[Rows]
────────────────────────────────────────

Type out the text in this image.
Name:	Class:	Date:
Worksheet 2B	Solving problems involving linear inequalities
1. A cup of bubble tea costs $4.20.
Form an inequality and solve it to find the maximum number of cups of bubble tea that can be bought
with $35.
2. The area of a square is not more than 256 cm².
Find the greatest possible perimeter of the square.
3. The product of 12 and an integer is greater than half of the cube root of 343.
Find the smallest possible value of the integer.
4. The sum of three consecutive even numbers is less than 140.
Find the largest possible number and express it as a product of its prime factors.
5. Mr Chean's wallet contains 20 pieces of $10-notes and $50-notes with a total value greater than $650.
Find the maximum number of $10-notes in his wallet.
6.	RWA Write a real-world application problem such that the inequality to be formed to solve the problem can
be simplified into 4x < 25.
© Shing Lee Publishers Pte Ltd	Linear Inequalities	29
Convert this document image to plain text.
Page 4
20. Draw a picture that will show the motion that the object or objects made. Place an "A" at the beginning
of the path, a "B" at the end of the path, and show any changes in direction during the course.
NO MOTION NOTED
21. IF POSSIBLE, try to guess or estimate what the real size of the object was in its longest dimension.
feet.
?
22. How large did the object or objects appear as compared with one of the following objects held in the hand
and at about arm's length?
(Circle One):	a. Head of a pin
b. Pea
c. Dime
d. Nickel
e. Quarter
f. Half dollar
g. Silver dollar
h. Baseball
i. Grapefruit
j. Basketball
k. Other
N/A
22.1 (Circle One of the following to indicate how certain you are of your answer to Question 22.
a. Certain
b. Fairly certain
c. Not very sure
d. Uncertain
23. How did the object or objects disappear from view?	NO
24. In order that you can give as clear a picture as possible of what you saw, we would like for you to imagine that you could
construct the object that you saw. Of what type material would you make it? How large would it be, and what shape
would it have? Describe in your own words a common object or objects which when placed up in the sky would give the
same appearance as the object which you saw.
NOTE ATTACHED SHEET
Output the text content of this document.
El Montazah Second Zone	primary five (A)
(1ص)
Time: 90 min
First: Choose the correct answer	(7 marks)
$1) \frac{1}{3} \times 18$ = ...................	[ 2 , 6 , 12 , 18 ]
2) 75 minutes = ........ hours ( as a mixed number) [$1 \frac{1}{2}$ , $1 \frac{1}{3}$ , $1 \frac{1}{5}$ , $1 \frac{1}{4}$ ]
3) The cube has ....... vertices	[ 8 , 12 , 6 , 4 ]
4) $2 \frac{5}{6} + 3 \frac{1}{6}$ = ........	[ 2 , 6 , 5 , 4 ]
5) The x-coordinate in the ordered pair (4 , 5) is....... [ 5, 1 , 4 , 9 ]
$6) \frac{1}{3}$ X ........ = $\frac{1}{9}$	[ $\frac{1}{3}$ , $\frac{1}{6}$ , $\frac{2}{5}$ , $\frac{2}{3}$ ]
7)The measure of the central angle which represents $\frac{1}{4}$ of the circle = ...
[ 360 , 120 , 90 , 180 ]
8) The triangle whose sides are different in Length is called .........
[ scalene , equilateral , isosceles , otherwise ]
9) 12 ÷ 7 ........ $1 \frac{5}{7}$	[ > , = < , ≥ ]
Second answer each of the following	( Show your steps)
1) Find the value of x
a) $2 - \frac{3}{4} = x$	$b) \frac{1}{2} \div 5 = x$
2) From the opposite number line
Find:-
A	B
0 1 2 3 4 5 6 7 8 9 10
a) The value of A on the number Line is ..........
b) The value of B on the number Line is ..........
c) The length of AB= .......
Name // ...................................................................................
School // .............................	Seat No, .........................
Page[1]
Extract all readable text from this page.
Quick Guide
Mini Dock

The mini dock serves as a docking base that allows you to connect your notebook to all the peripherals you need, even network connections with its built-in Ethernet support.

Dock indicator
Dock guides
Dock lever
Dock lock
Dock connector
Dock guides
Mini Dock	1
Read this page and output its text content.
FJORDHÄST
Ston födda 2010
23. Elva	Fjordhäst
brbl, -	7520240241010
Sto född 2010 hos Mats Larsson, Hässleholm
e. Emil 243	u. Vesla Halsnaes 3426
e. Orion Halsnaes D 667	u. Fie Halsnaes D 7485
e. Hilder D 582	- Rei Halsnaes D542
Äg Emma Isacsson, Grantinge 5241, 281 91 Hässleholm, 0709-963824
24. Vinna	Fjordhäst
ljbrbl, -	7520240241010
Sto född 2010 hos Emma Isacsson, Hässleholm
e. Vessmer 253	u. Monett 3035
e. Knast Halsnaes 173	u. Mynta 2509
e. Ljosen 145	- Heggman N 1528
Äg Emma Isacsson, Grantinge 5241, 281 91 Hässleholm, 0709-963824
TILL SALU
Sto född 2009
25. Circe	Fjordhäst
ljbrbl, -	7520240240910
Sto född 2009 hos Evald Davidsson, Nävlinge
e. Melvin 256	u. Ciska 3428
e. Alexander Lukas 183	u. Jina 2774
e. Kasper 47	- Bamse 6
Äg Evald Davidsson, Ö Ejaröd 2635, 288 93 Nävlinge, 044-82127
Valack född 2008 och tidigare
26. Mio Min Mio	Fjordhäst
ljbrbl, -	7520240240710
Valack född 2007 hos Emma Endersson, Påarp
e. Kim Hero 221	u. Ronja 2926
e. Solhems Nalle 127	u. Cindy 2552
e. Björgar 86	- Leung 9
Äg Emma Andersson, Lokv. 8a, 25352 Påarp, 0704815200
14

────────────────────────────────────────

[Exercise description]
Report how many lines of the listing hold the word "square", with nothing but the number.

[Exercise answer]
2